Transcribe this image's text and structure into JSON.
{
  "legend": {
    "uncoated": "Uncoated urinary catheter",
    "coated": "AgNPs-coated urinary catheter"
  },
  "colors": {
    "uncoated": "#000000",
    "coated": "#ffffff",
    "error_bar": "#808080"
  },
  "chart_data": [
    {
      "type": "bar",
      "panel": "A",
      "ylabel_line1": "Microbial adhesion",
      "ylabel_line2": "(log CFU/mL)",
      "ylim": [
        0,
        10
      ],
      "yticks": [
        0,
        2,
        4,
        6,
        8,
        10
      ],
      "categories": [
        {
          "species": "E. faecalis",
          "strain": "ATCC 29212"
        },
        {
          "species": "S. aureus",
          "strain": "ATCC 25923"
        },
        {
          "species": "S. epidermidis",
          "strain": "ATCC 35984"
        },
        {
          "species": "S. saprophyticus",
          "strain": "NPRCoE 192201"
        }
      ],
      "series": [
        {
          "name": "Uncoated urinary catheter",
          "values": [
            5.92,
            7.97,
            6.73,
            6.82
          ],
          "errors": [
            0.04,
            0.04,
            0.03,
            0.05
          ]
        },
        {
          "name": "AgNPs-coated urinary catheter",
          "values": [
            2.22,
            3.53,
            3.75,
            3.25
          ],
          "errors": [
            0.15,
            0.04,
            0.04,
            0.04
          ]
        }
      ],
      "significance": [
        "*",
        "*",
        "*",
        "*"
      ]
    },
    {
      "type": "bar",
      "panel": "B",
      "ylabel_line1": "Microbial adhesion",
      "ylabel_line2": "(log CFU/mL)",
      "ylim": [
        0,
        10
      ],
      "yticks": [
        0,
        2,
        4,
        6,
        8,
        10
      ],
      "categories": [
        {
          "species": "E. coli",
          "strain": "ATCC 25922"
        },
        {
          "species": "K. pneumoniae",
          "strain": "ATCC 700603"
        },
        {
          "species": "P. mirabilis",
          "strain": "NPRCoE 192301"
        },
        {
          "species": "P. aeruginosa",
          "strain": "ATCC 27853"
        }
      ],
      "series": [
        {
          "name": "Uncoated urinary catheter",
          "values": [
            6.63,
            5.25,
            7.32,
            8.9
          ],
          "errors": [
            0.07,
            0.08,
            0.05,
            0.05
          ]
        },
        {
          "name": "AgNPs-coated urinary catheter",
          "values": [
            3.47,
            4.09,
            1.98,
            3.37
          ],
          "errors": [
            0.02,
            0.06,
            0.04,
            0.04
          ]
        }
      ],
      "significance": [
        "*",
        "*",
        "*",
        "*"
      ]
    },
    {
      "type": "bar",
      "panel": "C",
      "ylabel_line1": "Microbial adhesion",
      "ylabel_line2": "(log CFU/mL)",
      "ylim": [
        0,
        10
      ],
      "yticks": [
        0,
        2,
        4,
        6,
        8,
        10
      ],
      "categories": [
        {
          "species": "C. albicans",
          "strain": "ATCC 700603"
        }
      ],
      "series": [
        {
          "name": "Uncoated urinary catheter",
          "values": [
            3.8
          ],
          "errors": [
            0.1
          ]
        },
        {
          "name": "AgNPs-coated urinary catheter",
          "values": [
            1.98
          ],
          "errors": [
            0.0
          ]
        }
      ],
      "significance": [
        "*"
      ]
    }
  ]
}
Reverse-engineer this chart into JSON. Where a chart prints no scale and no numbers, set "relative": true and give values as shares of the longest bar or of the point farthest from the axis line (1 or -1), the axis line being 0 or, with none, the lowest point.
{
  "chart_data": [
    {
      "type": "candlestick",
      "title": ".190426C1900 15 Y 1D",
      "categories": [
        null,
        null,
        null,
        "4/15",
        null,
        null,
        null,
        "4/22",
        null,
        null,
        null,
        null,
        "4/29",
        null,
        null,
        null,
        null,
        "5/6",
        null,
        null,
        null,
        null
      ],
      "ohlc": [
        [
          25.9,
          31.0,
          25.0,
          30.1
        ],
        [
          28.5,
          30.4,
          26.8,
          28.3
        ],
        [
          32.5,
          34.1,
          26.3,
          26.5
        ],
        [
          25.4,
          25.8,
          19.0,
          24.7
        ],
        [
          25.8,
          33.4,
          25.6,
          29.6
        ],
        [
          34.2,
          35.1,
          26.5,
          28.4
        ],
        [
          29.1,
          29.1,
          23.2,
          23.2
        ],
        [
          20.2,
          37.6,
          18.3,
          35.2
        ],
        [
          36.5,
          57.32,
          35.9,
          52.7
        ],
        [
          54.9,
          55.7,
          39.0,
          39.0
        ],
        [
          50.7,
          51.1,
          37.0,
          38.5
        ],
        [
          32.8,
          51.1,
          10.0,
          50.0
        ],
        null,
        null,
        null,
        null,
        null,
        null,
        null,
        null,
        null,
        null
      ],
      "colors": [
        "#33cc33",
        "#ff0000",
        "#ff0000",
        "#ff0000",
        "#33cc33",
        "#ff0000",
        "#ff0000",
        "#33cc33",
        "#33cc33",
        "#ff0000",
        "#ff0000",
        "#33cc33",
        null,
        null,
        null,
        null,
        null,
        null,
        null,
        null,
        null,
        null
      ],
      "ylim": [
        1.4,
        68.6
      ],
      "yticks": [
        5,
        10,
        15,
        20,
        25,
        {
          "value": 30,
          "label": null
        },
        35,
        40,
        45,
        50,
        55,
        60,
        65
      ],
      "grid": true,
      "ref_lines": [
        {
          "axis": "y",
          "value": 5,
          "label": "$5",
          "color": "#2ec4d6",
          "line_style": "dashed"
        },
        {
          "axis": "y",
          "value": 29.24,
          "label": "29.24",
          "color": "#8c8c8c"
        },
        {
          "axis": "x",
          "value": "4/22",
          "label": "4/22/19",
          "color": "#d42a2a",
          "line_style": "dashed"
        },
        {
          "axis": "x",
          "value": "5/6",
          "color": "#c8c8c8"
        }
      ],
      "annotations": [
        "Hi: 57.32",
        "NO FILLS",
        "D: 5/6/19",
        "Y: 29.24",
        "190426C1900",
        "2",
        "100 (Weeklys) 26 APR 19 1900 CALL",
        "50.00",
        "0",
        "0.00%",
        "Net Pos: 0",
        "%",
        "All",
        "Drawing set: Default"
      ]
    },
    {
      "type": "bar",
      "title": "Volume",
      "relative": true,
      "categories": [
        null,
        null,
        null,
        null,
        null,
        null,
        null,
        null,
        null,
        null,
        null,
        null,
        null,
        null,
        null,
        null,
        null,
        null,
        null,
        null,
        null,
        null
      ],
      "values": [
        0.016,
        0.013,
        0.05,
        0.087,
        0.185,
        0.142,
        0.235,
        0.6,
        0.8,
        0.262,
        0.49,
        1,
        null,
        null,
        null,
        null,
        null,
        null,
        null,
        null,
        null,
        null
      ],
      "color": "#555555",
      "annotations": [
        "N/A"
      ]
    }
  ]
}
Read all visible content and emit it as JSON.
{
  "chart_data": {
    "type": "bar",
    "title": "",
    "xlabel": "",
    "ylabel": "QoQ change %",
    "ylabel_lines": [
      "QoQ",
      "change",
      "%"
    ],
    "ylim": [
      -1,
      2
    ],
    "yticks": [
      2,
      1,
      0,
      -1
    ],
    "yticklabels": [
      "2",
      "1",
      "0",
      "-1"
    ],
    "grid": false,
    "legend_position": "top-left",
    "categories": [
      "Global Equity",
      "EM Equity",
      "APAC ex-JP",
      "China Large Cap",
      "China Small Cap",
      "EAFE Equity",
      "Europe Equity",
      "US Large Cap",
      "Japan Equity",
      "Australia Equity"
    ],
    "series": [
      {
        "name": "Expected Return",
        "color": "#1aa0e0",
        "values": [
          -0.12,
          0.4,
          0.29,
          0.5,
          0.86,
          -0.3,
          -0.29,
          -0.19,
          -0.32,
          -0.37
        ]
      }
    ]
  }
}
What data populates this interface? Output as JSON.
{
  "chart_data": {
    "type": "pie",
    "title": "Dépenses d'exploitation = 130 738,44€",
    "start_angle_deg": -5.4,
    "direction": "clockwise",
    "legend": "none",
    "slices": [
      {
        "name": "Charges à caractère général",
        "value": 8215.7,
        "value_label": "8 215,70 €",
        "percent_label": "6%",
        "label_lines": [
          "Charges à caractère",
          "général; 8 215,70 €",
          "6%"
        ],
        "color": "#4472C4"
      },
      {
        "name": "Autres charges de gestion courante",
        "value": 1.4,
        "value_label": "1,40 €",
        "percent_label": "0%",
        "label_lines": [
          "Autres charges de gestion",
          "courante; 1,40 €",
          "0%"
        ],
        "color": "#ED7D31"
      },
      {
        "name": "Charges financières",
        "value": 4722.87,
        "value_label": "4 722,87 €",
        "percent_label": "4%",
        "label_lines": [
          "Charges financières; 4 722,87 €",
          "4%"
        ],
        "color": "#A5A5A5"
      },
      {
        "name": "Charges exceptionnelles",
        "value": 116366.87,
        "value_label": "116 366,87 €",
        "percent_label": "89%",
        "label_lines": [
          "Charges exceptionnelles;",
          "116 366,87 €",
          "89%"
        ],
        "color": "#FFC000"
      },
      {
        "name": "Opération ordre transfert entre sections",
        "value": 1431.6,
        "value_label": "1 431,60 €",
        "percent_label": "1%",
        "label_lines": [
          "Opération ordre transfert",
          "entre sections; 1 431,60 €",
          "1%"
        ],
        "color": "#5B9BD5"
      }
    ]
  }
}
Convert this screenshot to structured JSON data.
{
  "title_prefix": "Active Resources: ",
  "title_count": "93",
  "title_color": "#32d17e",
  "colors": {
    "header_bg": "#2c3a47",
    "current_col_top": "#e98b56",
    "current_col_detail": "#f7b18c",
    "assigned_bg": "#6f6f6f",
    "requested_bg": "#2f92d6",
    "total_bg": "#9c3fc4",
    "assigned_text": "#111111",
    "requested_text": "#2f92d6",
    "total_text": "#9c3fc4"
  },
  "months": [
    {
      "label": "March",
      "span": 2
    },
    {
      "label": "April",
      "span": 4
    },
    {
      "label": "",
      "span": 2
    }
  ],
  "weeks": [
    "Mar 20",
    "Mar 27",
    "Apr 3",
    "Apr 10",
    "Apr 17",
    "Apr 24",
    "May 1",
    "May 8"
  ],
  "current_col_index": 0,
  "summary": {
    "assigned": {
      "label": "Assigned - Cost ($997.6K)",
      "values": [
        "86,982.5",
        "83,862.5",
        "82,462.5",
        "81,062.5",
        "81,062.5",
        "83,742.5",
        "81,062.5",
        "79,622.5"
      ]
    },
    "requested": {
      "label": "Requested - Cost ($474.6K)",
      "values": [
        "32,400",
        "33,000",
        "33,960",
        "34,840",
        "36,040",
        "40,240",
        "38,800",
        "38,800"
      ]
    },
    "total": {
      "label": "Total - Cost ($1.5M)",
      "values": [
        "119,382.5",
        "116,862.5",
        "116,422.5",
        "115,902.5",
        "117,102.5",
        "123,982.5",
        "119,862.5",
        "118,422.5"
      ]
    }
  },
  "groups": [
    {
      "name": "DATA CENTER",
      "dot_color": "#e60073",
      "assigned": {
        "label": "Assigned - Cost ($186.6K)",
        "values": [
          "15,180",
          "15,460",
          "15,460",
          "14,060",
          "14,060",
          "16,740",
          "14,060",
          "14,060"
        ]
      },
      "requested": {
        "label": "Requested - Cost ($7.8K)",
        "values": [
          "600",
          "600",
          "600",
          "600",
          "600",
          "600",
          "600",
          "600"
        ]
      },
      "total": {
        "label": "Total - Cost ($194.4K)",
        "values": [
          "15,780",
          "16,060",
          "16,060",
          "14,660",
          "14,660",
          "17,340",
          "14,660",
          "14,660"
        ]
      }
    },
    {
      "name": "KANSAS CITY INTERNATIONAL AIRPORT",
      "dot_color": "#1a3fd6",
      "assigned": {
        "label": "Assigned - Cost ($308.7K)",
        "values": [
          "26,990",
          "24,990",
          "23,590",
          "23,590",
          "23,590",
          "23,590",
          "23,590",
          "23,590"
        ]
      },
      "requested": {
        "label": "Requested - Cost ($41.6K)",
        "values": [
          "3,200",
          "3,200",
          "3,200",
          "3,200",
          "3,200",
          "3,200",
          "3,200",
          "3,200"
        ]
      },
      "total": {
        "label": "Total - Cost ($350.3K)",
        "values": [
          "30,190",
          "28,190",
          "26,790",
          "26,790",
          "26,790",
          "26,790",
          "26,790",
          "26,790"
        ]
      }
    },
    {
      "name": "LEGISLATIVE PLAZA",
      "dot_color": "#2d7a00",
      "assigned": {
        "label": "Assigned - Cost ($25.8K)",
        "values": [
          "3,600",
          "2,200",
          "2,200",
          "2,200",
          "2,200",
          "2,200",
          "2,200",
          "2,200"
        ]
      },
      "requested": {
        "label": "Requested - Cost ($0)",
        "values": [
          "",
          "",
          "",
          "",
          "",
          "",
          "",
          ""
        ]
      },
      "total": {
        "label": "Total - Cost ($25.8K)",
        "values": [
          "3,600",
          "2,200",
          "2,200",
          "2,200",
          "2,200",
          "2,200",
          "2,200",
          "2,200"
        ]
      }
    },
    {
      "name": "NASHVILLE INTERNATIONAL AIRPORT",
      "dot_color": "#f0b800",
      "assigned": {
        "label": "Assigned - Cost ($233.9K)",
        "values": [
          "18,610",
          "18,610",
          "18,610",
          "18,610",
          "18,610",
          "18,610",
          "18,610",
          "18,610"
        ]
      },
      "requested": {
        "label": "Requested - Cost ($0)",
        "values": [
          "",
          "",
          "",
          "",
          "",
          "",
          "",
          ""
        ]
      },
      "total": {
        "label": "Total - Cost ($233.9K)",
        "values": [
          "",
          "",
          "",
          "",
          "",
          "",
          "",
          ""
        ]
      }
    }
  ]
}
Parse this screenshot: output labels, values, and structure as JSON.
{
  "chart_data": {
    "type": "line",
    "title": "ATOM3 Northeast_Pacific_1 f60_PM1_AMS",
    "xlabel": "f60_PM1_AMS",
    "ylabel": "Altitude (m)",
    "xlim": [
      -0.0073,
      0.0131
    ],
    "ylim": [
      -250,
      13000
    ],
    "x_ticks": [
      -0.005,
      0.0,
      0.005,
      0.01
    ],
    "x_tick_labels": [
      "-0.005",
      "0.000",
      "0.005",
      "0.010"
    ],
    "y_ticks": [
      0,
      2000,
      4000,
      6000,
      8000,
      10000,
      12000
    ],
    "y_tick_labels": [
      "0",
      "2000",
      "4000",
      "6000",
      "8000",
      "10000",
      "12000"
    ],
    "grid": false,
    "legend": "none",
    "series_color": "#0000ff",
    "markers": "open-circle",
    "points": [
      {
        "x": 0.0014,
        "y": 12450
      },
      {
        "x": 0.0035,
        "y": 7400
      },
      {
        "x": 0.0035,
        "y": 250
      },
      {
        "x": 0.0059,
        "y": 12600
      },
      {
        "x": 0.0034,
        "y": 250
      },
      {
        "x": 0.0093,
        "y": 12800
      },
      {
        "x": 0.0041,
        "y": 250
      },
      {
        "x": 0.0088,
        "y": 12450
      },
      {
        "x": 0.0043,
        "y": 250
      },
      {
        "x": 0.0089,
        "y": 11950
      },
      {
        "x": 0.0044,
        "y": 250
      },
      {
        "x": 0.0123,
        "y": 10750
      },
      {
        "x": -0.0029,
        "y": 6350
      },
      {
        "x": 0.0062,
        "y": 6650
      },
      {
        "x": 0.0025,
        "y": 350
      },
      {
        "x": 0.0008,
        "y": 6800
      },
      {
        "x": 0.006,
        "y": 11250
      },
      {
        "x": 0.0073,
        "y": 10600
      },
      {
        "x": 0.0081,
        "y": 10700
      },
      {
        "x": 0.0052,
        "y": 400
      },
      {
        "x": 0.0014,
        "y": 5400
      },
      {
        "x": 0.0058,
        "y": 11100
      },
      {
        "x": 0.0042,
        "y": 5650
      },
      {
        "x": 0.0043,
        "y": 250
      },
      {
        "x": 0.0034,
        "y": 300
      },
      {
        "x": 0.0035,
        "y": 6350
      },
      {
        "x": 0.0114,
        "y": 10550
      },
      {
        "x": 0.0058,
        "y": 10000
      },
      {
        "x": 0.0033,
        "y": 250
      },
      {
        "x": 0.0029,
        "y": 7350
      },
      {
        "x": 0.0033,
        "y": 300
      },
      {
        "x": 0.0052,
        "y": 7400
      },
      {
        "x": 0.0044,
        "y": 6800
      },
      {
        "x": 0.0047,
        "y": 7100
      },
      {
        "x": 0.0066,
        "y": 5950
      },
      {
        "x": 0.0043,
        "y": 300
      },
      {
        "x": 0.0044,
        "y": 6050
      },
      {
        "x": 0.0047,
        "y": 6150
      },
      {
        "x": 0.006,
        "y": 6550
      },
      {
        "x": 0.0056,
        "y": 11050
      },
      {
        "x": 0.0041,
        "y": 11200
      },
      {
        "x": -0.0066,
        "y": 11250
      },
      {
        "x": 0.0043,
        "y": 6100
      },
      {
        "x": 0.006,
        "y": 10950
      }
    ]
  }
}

SET EXERCISE:
Copy every line of the listing that contains the word "relative".

RESULT:
Reverse-engineer this chart into JSON. Where a chart prints no scale and no numbers, set "relative": true and give values as shares of the longest bar or of the point farthest from the axis line (1 or -1), the axis line being 0 or, with none, the lowest point.
      "relative": true,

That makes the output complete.